[Entries with figure data]

>> Start

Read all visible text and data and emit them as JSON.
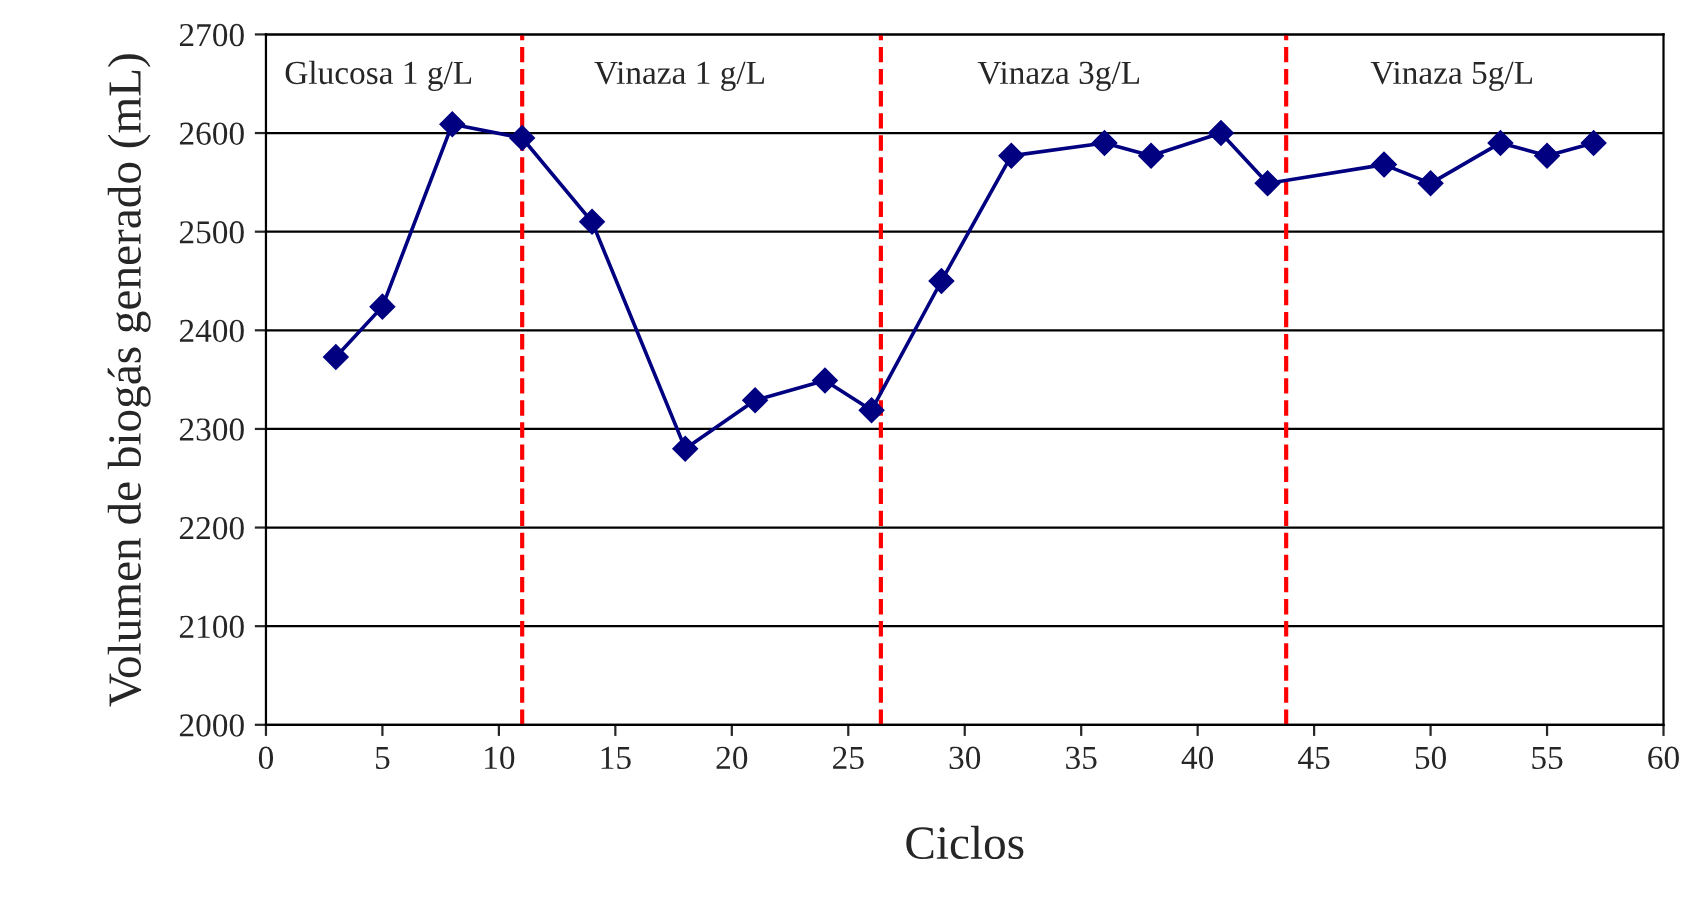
{
  "chart_data": {
    "type": "line",
    "xlabel": "Ciclos",
    "ylabel": "Volumen de biogás generado (mL)",
    "series": [
      {
        "color": "#000080",
        "x": [
          3,
          5,
          8,
          11,
          14,
          18,
          21,
          24,
          26,
          29,
          32,
          36,
          38,
          41,
          43,
          48,
          50,
          53,
          55,
          57
        ],
        "values": [
          2373,
          2424,
          2609,
          2595,
          2510,
          2280,
          2329,
          2349,
          2319,
          2450,
          2577,
          2590,
          2577,
          2600,
          2549,
          2568,
          2549,
          2590,
          2577,
          2590
        ]
      }
    ],
    "marker": "diamond",
    "line_style": "solid",
    "xlim": [
      0,
      60
    ],
    "xticks": [
      0,
      5,
      10,
      15,
      20,
      25,
      30,
      35,
      40,
      45,
      50,
      55,
      60
    ],
    "ylim": [
      2000,
      2700
    ],
    "yticks": [
      2000,
      2100,
      2200,
      2300,
      2400,
      2500,
      2600,
      2700
    ],
    "grid": "y",
    "ref_lines": [
      {
        "axis": "x",
        "value": 11,
        "color": "#ff0000",
        "line_style": "dashed"
      },
      {
        "axis": "x",
        "value": 26.4,
        "color": "#ff0000",
        "line_style": "dashed"
      },
      {
        "axis": "x",
        "value": 43.8,
        "color": "#ff0000",
        "line_style": "dashed"
      }
    ],
    "annotations": [
      "Glucosa 1 g/L",
      "Vinaza 1 g/L",
      "Vinaza 3g/L",
      "Vinaza 5g/L"
    ]
  }
}
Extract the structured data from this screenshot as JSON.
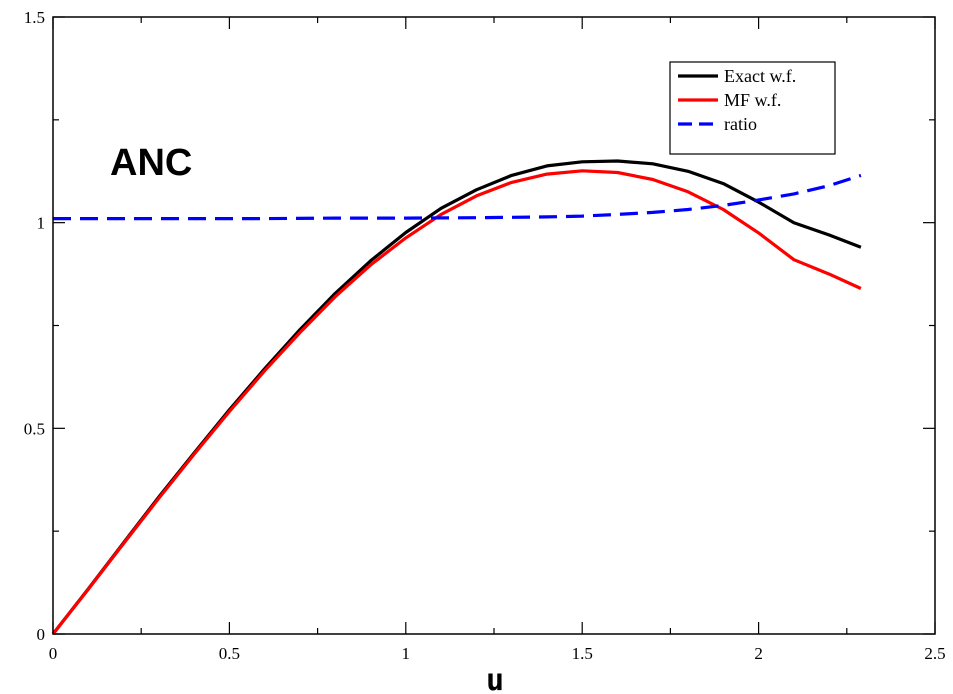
{
  "chart_data": {
    "type": "line",
    "title": "",
    "annotation": "ANC",
    "xlabel": "u",
    "ylabel": "",
    "xlim": [
      0,
      2.5
    ],
    "ylim": [
      0,
      1.5
    ],
    "x_ticks": [
      "0",
      "0.5",
      "1",
      "1.5",
      "2",
      "2.5"
    ],
    "y_ticks": [
      "0",
      "0.5",
      "1",
      "1.5"
    ],
    "grid": false,
    "legend_position": "top-right",
    "series": [
      {
        "name": "Exact w.f.",
        "color": "#000000",
        "dash": "solid",
        "x": [
          0,
          0.1,
          0.2,
          0.3,
          0.4,
          0.5,
          0.6,
          0.7,
          0.8,
          0.9,
          1.0,
          1.1,
          1.2,
          1.3,
          1.4,
          1.5,
          1.6,
          1.7,
          1.8,
          1.9,
          2.0,
          2.1,
          2.2,
          2.29
        ],
        "y": [
          0,
          0.11,
          0.222,
          0.333,
          0.44,
          0.545,
          0.645,
          0.74,
          0.828,
          0.907,
          0.976,
          1.035,
          1.08,
          1.115,
          1.138,
          1.148,
          1.15,
          1.143,
          1.125,
          1.095,
          1.05,
          1.0,
          0.97,
          0.94
        ]
      },
      {
        "name": "MF w.f.",
        "color": "#ff0000",
        "dash": "solid",
        "x": [
          0,
          0.1,
          0.2,
          0.3,
          0.4,
          0.5,
          0.6,
          0.7,
          0.8,
          0.9,
          1.0,
          1.1,
          1.2,
          1.3,
          1.4,
          1.5,
          1.6,
          1.7,
          1.8,
          1.9,
          2.0,
          2.1,
          2.2,
          2.29
        ],
        "y": [
          0,
          0.109,
          0.22,
          0.33,
          0.437,
          0.541,
          0.64,
          0.733,
          0.82,
          0.897,
          0.963,
          1.02,
          1.065,
          1.098,
          1.118,
          1.126,
          1.122,
          1.105,
          1.075,
          1.032,
          0.975,
          0.91,
          0.875,
          0.84
        ]
      },
      {
        "name": "ratio",
        "color": "#0000ff",
        "dash": "dashed",
        "x": [
          0,
          0.2,
          0.4,
          0.6,
          0.8,
          1.0,
          1.2,
          1.4,
          1.5,
          1.6,
          1.7,
          1.8,
          1.9,
          2.0,
          2.1,
          2.2,
          2.29
        ],
        "y": [
          1.01,
          1.01,
          1.01,
          1.01,
          1.011,
          1.011,
          1.012,
          1.014,
          1.016,
          1.02,
          1.025,
          1.032,
          1.042,
          1.055,
          1.07,
          1.09,
          1.115
        ]
      }
    ]
  }
}
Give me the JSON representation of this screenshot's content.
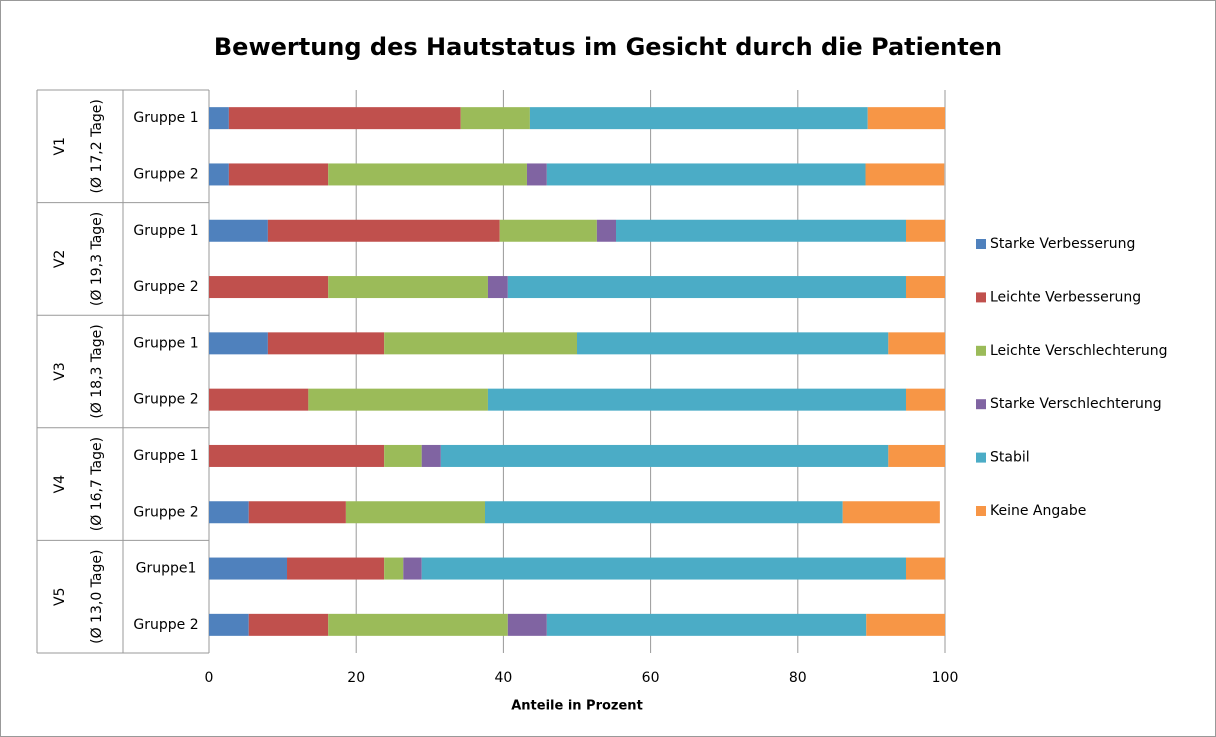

>> End

Goal of the exercise:
Pictures appear in the records above. Output everything except them, exactly.

Solution:
Read all visible text and data and emit them as JSON.
{
  "chart_data": {
    "type": "line",
    "xlabel": "Ciclos",
    "ylabel": "Volumen de biogás generado (mL)",
    "series": [
      {
        "color": "#000080",
        "x": [
          3,
          5,
          8,
          11,
          14,
          18,
          21,
          24,
          26,
          29,
          32,
          36,
          38,
          41,
          43,
          48,
          50,
          53,
          55,
          57
        ],
        "values": [
          2373,
          2424,
          2609,
          2595,
          2510,
          2280,
          2329,
          2349,
          2319,
          2450,
          2577,
          2590,
          2577,
          2600,
          2549,
          2568,
          2549,
          2590,
          2577,
          2590
        ]
      }
    ],
    "marker": "diamond",
    "line_style": "solid",
    "xlim": [
      0,
      60
    ],
    "xticks": [
      0,
      5,
      10,
      15,
      20,
      25,
      30,
      35,
      40,
      45,
      50,
      55,
      60
    ],
    "ylim": [
      2000,
      2700
    ],
    "yticks": [
      2000,
      2100,
      2200,
      2300,
      2400,
      2500,
      2600,
      2700
    ],
    "grid": "y",
    "ref_lines": [
      {
        "axis": "x",
        "value": 11,
        "color": "#ff0000",
        "line_style": "dashed"
      },
      {
        "axis": "x",
        "value": 26.4,
        "color": "#ff0000",
        "line_style": "dashed"
      },
      {
        "axis": "x",
        "value": 43.8,
        "color": "#ff0000",
        "line_style": "dashed"
      }
    ],
    "annotations": [
      "Glucosa 1 g/L",
      "Vinaza 1 g/L",
      "Vinaza 3g/L",
      "Vinaza 5g/L"
    ]
  }
}
Extract the structured data from this screenshot as JSON.
{
  "chart_data": {
    "type": "line",
    "title": "",
    "annotation": "ANC",
    "xlabel": "u",
    "ylabel": "",
    "xlim": [
      0,
      2.5
    ],
    "ylim": [
      0,
      1.5
    ],
    "x_ticks": [
      "0",
      "0.5",
      "1",
      "1.5",
      "2",
      "2.5"
    ],
    "y_ticks": [
      "0",
      "0.5",
      "1",
      "1.5"
    ],
    "grid": false,
    "legend_position": "top-right",
    "series": [
      {
        "name": "Exact w.f.",
        "color": "#000000",
        "dash": "solid",
        "x": [
          0,
          0.1,
          0.2,
          0.3,
          0.4,
          0.5,
          0.6,
          0.7,
          0.8,
          0.9,
          1.0,
          1.1,
          1.2,
          1.3,
          1.4,
          1.5,
          1.6,
          1.7,
          1.8,
          1.9,
          2.0,
          2.1,
          2.2,
          2.29
        ],
        "y": [
          0,
          0.11,
          0.222,
          0.333,
          0.44,
          0.545,
          0.645,
          0.74,
          0.828,
          0.907,
          0.976,
          1.035,
          1.08,
          1.115,
          1.138,
          1.148,
          1.15,
          1.143,
          1.125,
          1.095,
          1.05,
          1.0,
          0.97,
          0.94
        ]
      },
      {
        "name": "MF w.f.",
        "color": "#ff0000",
        "dash": "solid",
        "x": [
          0,
          0.1,
          0.2,
          0.3,
          0.4,
          0.5,
          0.6,
          0.7,
          0.8,
          0.9,
          1.0,
          1.1,
          1.2,
          1.3,
          1.4,
          1.5,
          1.6,
          1.7,
          1.8,
          1.9,
          2.0,
          2.1,
          2.2,
          2.29
        ],
        "y": [
          0,
          0.109,
          0.22,
          0.33,
          0.437,
          0.541,
          0.64,
          0.733,
          0.82,
          0.897,
          0.963,
          1.02,
          1.065,
          1.098,
          1.118,
          1.126,
          1.122,
          1.105,
          1.075,
          1.032,
          0.975,
          0.91,
          0.875,
          0.84
        ]
      },
      {
        "name": "ratio",
        "color": "#0000ff",
        "dash": "dashed",
        "x": [
          0,
          0.2,
          0.4,
          0.6,
          0.8,
          1.0,
          1.2,
          1.4,
          1.5,
          1.6,
          1.7,
          1.8,
          1.9,
          2.0,
          2.1,
          2.2,
          2.29
        ],
        "y": [
          1.01,
          1.01,
          1.01,
          1.01,
          1.011,
          1.011,
          1.012,
          1.014,
          1.016,
          1.02,
          1.025,
          1.032,
          1.042,
          1.055,
          1.07,
          1.09,
          1.115
        ]
      }
    ]
  }
}
Give me the JSON representation of this screenshot's content.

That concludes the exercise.